> **Given data**
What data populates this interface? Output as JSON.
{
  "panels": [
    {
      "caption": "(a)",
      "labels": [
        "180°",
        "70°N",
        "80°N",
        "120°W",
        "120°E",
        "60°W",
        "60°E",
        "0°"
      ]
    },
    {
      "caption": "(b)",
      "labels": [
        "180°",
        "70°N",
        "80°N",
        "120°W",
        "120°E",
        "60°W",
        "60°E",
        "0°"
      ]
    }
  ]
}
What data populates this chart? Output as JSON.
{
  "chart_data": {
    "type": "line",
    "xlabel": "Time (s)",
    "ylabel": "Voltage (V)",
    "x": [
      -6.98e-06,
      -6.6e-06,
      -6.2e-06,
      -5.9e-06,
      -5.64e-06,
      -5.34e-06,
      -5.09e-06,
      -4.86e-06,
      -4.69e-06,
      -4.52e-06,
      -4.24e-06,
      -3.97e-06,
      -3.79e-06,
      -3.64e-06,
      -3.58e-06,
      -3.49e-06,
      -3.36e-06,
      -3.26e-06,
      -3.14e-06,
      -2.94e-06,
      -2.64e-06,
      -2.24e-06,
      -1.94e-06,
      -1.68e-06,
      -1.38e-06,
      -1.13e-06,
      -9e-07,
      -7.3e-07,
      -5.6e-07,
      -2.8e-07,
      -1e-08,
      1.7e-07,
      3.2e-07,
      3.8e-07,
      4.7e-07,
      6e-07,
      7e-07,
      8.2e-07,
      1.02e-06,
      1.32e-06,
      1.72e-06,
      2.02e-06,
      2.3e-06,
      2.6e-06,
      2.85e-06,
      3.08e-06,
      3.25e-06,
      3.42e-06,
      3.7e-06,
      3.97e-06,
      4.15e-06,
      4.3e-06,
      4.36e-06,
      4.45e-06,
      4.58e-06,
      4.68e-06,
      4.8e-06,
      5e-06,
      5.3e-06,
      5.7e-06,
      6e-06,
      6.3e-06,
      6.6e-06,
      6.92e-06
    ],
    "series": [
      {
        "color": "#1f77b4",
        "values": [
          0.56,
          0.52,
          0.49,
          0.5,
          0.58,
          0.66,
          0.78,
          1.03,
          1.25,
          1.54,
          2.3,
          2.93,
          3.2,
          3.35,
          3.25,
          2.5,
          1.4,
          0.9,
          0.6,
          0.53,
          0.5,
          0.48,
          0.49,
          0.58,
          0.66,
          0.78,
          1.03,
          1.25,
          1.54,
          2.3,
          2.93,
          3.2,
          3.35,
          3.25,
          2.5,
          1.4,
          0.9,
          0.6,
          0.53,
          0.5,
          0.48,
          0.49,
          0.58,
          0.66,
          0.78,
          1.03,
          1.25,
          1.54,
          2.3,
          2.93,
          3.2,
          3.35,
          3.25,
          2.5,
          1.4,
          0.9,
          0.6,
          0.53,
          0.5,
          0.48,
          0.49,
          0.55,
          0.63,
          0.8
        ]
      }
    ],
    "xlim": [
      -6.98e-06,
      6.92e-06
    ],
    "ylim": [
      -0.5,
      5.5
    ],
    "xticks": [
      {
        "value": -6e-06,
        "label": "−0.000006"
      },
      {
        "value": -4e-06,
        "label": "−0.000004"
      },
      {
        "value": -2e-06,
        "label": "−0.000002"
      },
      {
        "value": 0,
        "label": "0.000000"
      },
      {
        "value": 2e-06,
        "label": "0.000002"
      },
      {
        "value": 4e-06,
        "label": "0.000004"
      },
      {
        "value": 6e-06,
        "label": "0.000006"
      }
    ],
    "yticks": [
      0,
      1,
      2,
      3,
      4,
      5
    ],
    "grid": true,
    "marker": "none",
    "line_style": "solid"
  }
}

> **Work to be completed**
Return the entries in full, keeping every line exactly as it is.

> **Answer to this exercise**
What data populates this interface? Output as JSON.
{
  "panels": [
    {
      "caption": "(a)",
      "labels": [
        "180°",
        "70°N",
        "80°N",
        "120°W",
        "120°E",
        "60°W",
        "60°E",
        "0°"
      ]
    },
    {
      "caption": "(b)",
      "labels": [
        "180°",
        "70°N",
        "80°N",
        "120°W",
        "120°E",
        "60°W",
        "60°E",
        "0°"
      ]
    }
  ]
}
What data populates this chart? Output as JSON.
{
  "chart_data": {
    "type": "line",
    "xlabel": "Time (s)",
    "ylabel": "Voltage (V)",
    "x": [
      -6.98e-06,
      -6.6e-06,
      -6.2e-06,
      -5.9e-06,
      -5.64e-06,
      -5.34e-06,
      -5.09e-06,
      -4.86e-06,
      -4.69e-06,
      -4.52e-06,
      -4.24e-06,
      -3.97e-06,
      -3.79e-06,
      -3.64e-06,
      -3.58e-06,
      -3.49e-06,
      -3.36e-06,
      -3.26e-06,
      -3.14e-06,
      -2.94e-06,
      -2.64e-06,
      -2.24e-06,
      -1.94e-06,
      -1.68e-06,
      -1.38e-06,
      -1.13e-06,
      -9e-07,
      -7.3e-07,
      -5.6e-07,
      -2.8e-07,
      -1e-08,
      1.7e-07,
      3.2e-07,
      3.8e-07,
      4.7e-07,
      6e-07,
      7e-07,
      8.2e-07,
      1.02e-06,
      1.32e-06,
      1.72e-06,
      2.02e-06,
      2.3e-06,
      2.6e-06,
      2.85e-06,
      3.08e-06,
      3.25e-06,
      3.42e-06,
      3.7e-06,
      3.97e-06,
      4.15e-06,
      4.3e-06,
      4.36e-06,
      4.45e-06,
      4.58e-06,
      4.68e-06,
      4.8e-06,
      5e-06,
      5.3e-06,
      5.7e-06,
      6e-06,
      6.3e-06,
      6.6e-06,
      6.92e-06
    ],
    "series": [
      {
        "color": "#1f77b4",
        "values": [
          0.56,
          0.52,
          0.49,
          0.5,
          0.58,
          0.66,
          0.78,
          1.03,
          1.25,
          1.54,
          2.3,
          2.93,
          3.2,
          3.35,
          3.25,
          2.5,
          1.4,
          0.9,
          0.6,
          0.53,
          0.5,
          0.48,
          0.49,
          0.58,
          0.66,
          0.78,
          1.03,
          1.25,
          1.54,
          2.3,
          2.93,
          3.2,
          3.35,
          3.25,
          2.5,
          1.4,
          0.9,
          0.6,
          0.53,
          0.5,
          0.48,
          0.49,
          0.58,
          0.66,
          0.78,
          1.03,
          1.25,
          1.54,
          2.3,
          2.93,
          3.2,
          3.35,
          3.25,
          2.5,
          1.4,
          0.9,
          0.6,
          0.53,
          0.5,
          0.48,
          0.49,
          0.55,
          0.63,
          0.8
        ]
      }
    ],
    "xlim": [
      -6.98e-06,
      6.92e-06
    ],
    "ylim": [
      -0.5,
      5.5
    ],
    "xticks": [
      {
        "value": -6e-06,
        "label": "−0.000006"
      },
      {
        "value": -4e-06,
        "label": "−0.000004"
      },
      {
        "value": -2e-06,
        "label": "−0.000002"
      },
      {
        "value": 0,
        "label": "0.000000"
      },
      {
        "value": 2e-06,
        "label": "0.000002"
      },
      {
        "value": 4e-06,
        "label": "0.000004"
      },
      {
        "value": 6e-06,
        "label": "0.000006"
      }
    ],
    "yticks": [
      0,
      1,
      2,
      3,
      4,
      5
    ],
    "grid": true,
    "marker": "none",
    "line_style": "solid"
  }
}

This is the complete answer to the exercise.